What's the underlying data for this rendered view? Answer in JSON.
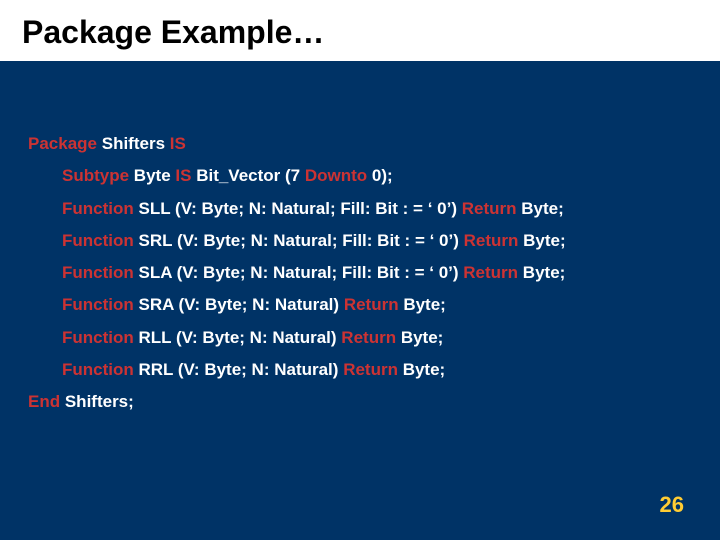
{
  "title": "Package Example…",
  "code": {
    "pkg_kw": "Package",
    "pkg_name": "Shifters",
    "is_kw": "IS",
    "subtype_kw": "Subtype",
    "subtype_name": "Byte",
    "subtype_def": "Bit_Vector (7",
    "downto_kw": "Downto",
    "downto_tail": "0);",
    "func_kw": "Function",
    "return_kw": "Return",
    "ret_type": "Byte;",
    "sll_name": "SLL",
    "srl_name": "SRL",
    "sla_name": "SLA",
    "sra_name": "SRA",
    "rll_name": "RLL",
    "rrl_name": "RRL",
    "args_fill": "(V: Byte; N: Natural; Fill: Bit : = ‘ 0’)",
    "args_no_fill": "(V: Byte; N: Natural)",
    "end_kw": "End",
    "end_tail": "Shifters;"
  },
  "page": "26"
}
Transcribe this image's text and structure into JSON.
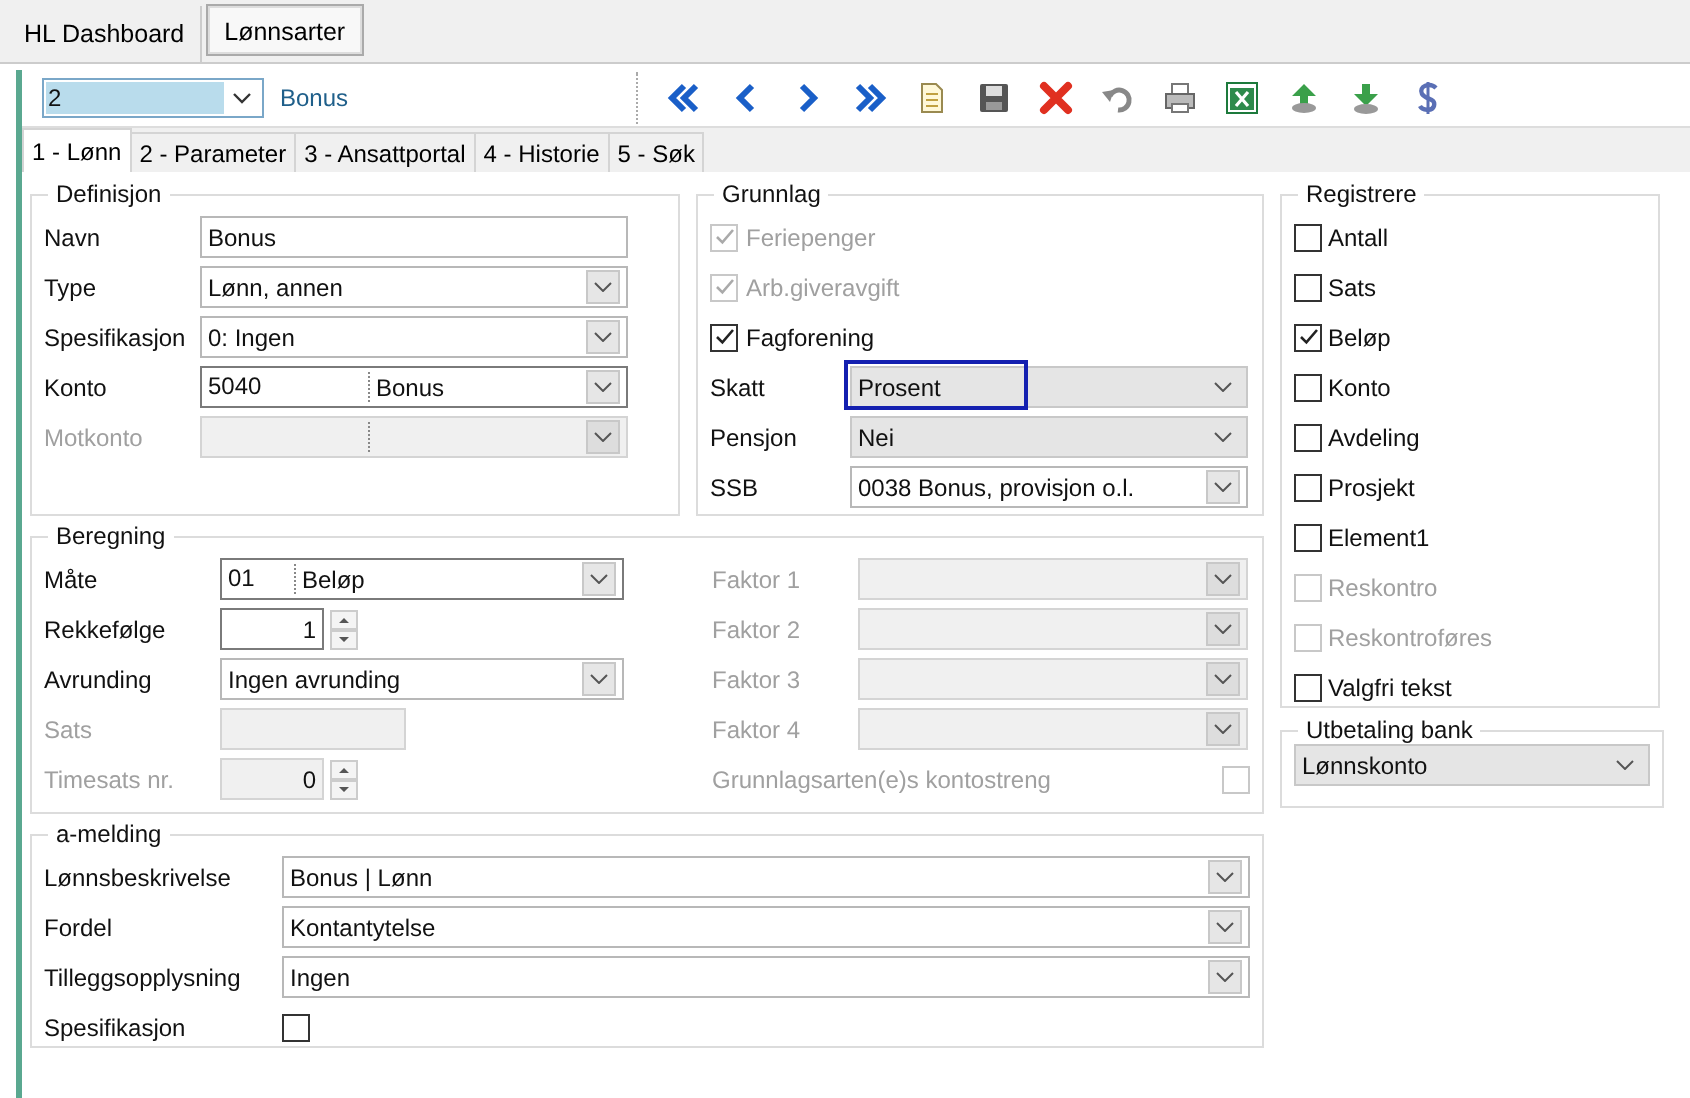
{
  "doc_tabs": [
    {
      "label": "HL Dashboard",
      "selected": false
    },
    {
      "label": "Lønnsarter",
      "selected": true
    }
  ],
  "toolbar": {
    "code": "2",
    "name": "Bonus"
  },
  "tabs": [
    {
      "label": "1 - Lønn",
      "selected": true
    },
    {
      "label": "2 - Parameter",
      "selected": false
    },
    {
      "label": "3 - Ansattportal",
      "selected": false
    },
    {
      "label": "4 - Historie",
      "selected": false
    },
    {
      "label": "5 - Søk",
      "selected": false
    }
  ],
  "definisjon": {
    "title": "Definisjon",
    "rows": [
      {
        "label": "Navn",
        "kind": "text",
        "value": "Bonus",
        "disabled": false
      },
      {
        "label": "Type",
        "kind": "select",
        "value": "Lønn, annen",
        "disabled": false
      },
      {
        "label": "Spesifikasjon",
        "kind": "select",
        "value": "0:  Ingen",
        "disabled": false
      },
      {
        "label": "Konto",
        "kind": "split",
        "code": "5040",
        "value": "Bonus",
        "disabled": false
      },
      {
        "label": "Motkonto",
        "kind": "split",
        "disabled": true
      }
    ]
  },
  "grunnlag": {
    "title": "Grunnlag",
    "checks": [
      {
        "label": "Feriepenger",
        "checked": true,
        "disabled": true
      },
      {
        "label": "Arb.giveravgift",
        "checked": true,
        "disabled": true
      },
      {
        "label": "Fagforening",
        "checked": true,
        "disabled": false
      }
    ],
    "rows": [
      {
        "label": "Skatt",
        "kind": "dropdown",
        "value": "Prosent",
        "focused": true
      },
      {
        "label": "Pensjon",
        "kind": "dropdown",
        "value": "Nei",
        "focused": false
      },
      {
        "label": "SSB",
        "kind": "select",
        "value": "0038 Bonus, provisjon o.l.",
        "focused": false
      }
    ]
  },
  "beregning": {
    "title": "Beregning",
    "left": [
      {
        "label": "Måte",
        "kind": "split",
        "code": "01",
        "value": "Beløp",
        "disabled": false
      },
      {
        "label": "Rekkefølge",
        "kind": "spin",
        "value": "1",
        "disabled": false
      },
      {
        "label": "Avrunding",
        "kind": "select",
        "value": "Ingen avrunding",
        "disabled": false
      },
      {
        "label": "Sats",
        "kind": "text",
        "disabled": true
      },
      {
        "label": "Timesats nr.",
        "kind": "spin",
        "value": "0",
        "disabled": true
      }
    ],
    "right": [
      {
        "label": "Faktor 1",
        "kind": "select",
        "disabled": true
      },
      {
        "label": "Faktor 2",
        "kind": "select",
        "disabled": true
      },
      {
        "label": "Faktor 3",
        "kind": "select",
        "disabled": true
      },
      {
        "label": "Faktor 4",
        "kind": "select",
        "disabled": true
      },
      {
        "label": "Grunnlagsarten(e)s kontostreng",
        "kind": "check",
        "checked": false,
        "disabled": true
      }
    ]
  },
  "a_melding": {
    "title": "a-melding",
    "rows": [
      {
        "label": "Lønnsbeskrivelse",
        "kind": "select",
        "value": "Bonus | Lønn"
      },
      {
        "label": "Fordel",
        "kind": "select",
        "value": "Kontantytelse"
      },
      {
        "label": "Tilleggsopplysning",
        "kind": "select",
        "value": "Ingen"
      },
      {
        "label": "Spesifikasjon",
        "kind": "check",
        "checked": false
      }
    ]
  },
  "registrere": {
    "title": "Registrere",
    "items": [
      {
        "label": "Antall",
        "checked": false,
        "disabled": false
      },
      {
        "label": "Sats",
        "checked": false,
        "disabled": false
      },
      {
        "label": "Beløp",
        "checked": true,
        "disabled": false
      },
      {
        "label": "Konto",
        "checked": false,
        "disabled": false
      },
      {
        "label": "Avdeling",
        "checked": false,
        "disabled": false
      },
      {
        "label": "Prosjekt",
        "checked": false,
        "disabled": false
      },
      {
        "label": "Element1",
        "checked": false,
        "disabled": false
      },
      {
        "label": "Reskontro",
        "checked": false,
        "disabled": true
      },
      {
        "label": "Reskontroføres",
        "checked": false,
        "disabled": true
      },
      {
        "label": "Valgfri tekst",
        "checked": false,
        "disabled": false
      }
    ]
  },
  "utbetaling": {
    "title": "Utbetaling bank",
    "value": "Lønnskonto"
  }
}
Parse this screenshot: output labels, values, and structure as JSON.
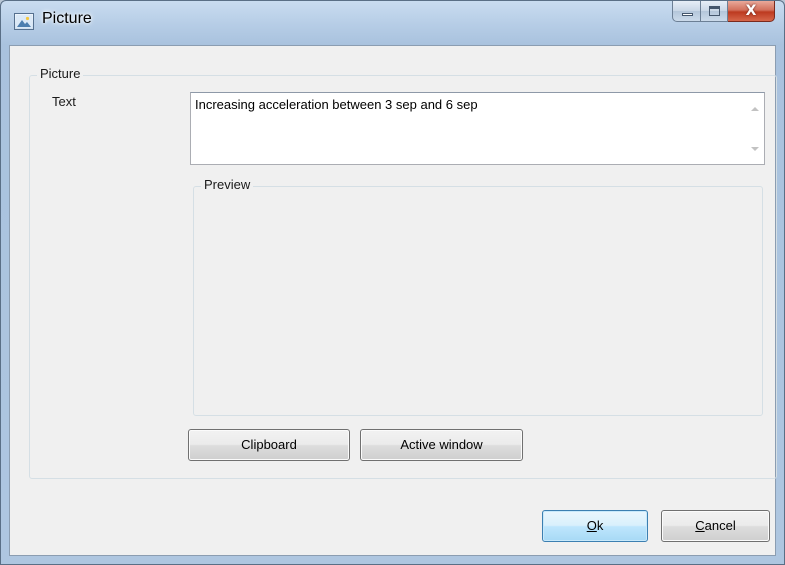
{
  "window": {
    "title": "Picture",
    "icon": "picture-icon",
    "caption_buttons": {
      "minimize": "minimize-icon",
      "maximize": "maximize-icon",
      "close": "close-icon",
      "close_glyph": "X"
    }
  },
  "form": {
    "group_label": "Picture",
    "text_label": "Text",
    "text_value": "Increasing acceleration between 3 sep and 6 sep",
    "preview_label": "Preview"
  },
  "buttons": {
    "clipboard": "Clipboard",
    "active_window": "Active window",
    "ok_mnemonic": "O",
    "ok_rest": "k",
    "cancel_mnemonic": "C",
    "cancel_rest": "ancel"
  },
  "colors": {
    "titlebar": "#b6cde6",
    "client_background": "#f0f0f0",
    "close_button": "#c8452d",
    "default_button_border": "#3c7fb1"
  }
}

########

What you have to do:
The line that contains "Parse this screenshot: output" begins the part to retype, and the last line of the records above ends it. Retype both and everything between, exactly, without the pictures.

Correct answer:
Parse this screenshot: output labels, values, and structure as JSON.
{
  "window": {
    "title": "Picture",
    "icon": "picture-icon",
    "caption_buttons": {
      "minimize": "minimize-icon",
      "maximize": "maximize-icon",
      "close": "close-icon",
      "close_glyph": "X"
    }
  },
  "form": {
    "group_label": "Picture",
    "text_label": "Text",
    "text_value": "Increasing acceleration between 3 sep and 6 sep",
    "preview_label": "Preview"
  },
  "buttons": {
    "clipboard": "Clipboard",
    "active_window": "Active window",
    "ok_mnemonic": "O",
    "ok_rest": "k",
    "cancel_mnemonic": "C",
    "cancel_rest": "ancel"
  },
  "colors": {
    "titlebar": "#b6cde6",
    "client_background": "#f0f0f0",
    "close_button": "#c8452d",
    "default_button_border": "#3c7fb1"
  }
}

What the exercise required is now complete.